* BLOCCO DI TESTO *
────
Predrag Matvejevic aveva una filosofia internazionalista. Figlio di padre nato a Odessa, attuale Ucraina, di origini russe, e di madre di etnia croato-bosniaca, nasce a Mostar nel 1932. Il ponte della città è forse emblema di tutta la sua vita: quel legame che l’ha aperto al mondo tenendolo, però, sempre legato alla sua terra, il territorio dell’ex Jugoslavia. Esiliato dalla Croazia, visse e insegnò prima alla Sorbona di Parigi, poi alla Sapienza di Roma, in Italia, dove fu naturalizzato italiano. Muore pochi giorni fa nella sua città, Zagabria, quella dove studiò e dove iniziò la sua carriera di accademico e lascia una profonda eredità letteraria e umana.

Predrag Matvejevic era un docente universitario, uno scrittore, un intellettuale e credeva molto nel ruolo attivo di questi ultimi. Per questo partecipò in vari modi alla vita politica del suo paese, ad esempio con le 75 “lettere aperte” dei primi anni Settanta rivolte a dissidenti, sia sovietici che jugoslavi, e allo stesso Tito, al quale consiglia di dimettersi per il bene del paese. Fatto che gli costò l’espulsione dal suo stesso partito, la Lega dei Comunisti, e che lo trasformò a sua volta in dissidente. O ancora, nel 2001, con il saggio “I nostri talebani”, pubblicato sul quotidiano Jutarnji List, in cui accusa vari intellettuali di aver sostenuto nazionalismo e bellicismo durante le guerre jugoslave e di essere, così, responsabili in parte delle atrocità che hanno dilaniato la Bosnia-Erzegovina. Quelle stesse guerre gli procurarono l’esilio in Francia, dopo tre colpi di pistola alla sua cassetta delle lettere; mentre a causa del suo scritto contro i “Talebani cristiani” verrà condannato per diffamazione.
────
* CONTENUTO DEL DATASET *
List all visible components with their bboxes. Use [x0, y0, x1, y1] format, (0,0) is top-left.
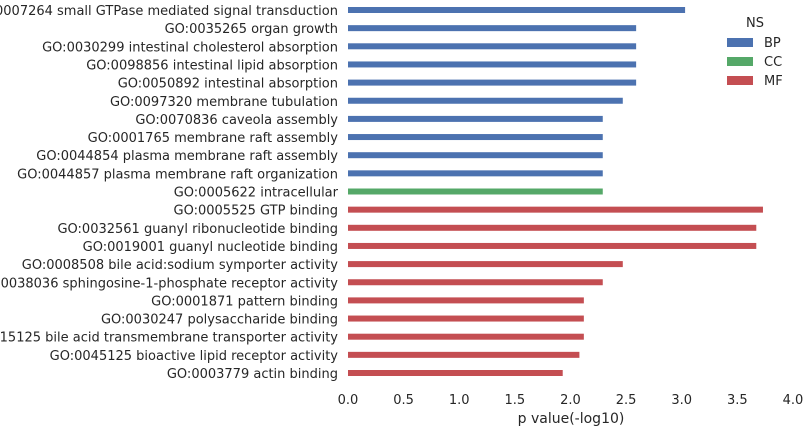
────
* IL TUO COMPITO *
Riprendi il testo su Predrag Matvejevic e continualo dopo l'ultima frase.

* ESITO DEL COMPITO *
Predrag Matvejevic è rimasto per tutta la vita uno jugoslavo convinto, perché contrario a tutte le forme di nazionalismo e di divisione tra culture, tra esseri umani. Per Matvejevic le transizioni politiche (più che trasformazioni) che hanno fatto seguito alla caduta dei regimi totalitari nell’Est Europa si travestivano di democrazia, senza però rinnovarsi nel profondo. La stessa cultura a cui i nuovi governi facevano appello non era che un misero rimedio, poiché si sottometteva all’idea di nazione. Ma “il rapporto tra l’identità della nazione e quella della cultura nazionale è spesso subordinata a un determinismo semplicistico o primitivo”, e i nazionalismi, compresi quelli europei, hanno la colpa di aver eliminato le culture locali e regionali in nome del più ampio progetto di Stato-nazione, causando spesso la distruzione delle solidarietà sociali e comunitarie.1

Predrag Matvejevic cantò il Mediterraneo. Lo fece tante volte e in mille modi, ma tutto è racchiuso nella sua opera più importante: “Breviario Mediterraneo” del 1987. A metà strada tra saggio e romanzo, prosa e poesia, diario di viaggio e giornale politico, in questo libro lo scrittore croato (o meglio, jugoslavo) ricostruisce la storia culturale, religiosa e umana di un mare che è culla di civiltà e crocevia di popoli. Quel mare che, afferma Matvejevic, è diventato oggi una frontiera che divide il Nord dal Sud del mondo, il bene dal male; un mare a cui l’Europa dovrebbe guardare per ritrovare le sue origini e riprendere a percorrere una strada più umana.

Predrag Matvejevic aveva un pensiero che incanta e fa paura. Dolce, quando parlava di Mediterraneo; profondo, quando si soffermava sul pane, come è evidente nel suo “Pane nostro” (Garzanti), un saggio che riflette sul pane come sigillo della cultura dei popoli. Audace e pungente, quando esprimeva le sue idee politiche senza paura, ma anche senza violenza, procurandogli, come abbiamo visto sopra, non pochi problemi. Un pensiero che incanta e che fa paura allo stesso tempo, e che rimarrà per sempre vivo nelle sue opere e nei suoi insegnamenti.

Daniela Melis

 

1 Predrag Matvejevic, “Il Mediterraneo e l’Europa”, Garzanti Elefanti, 1998, pp. 93 ss.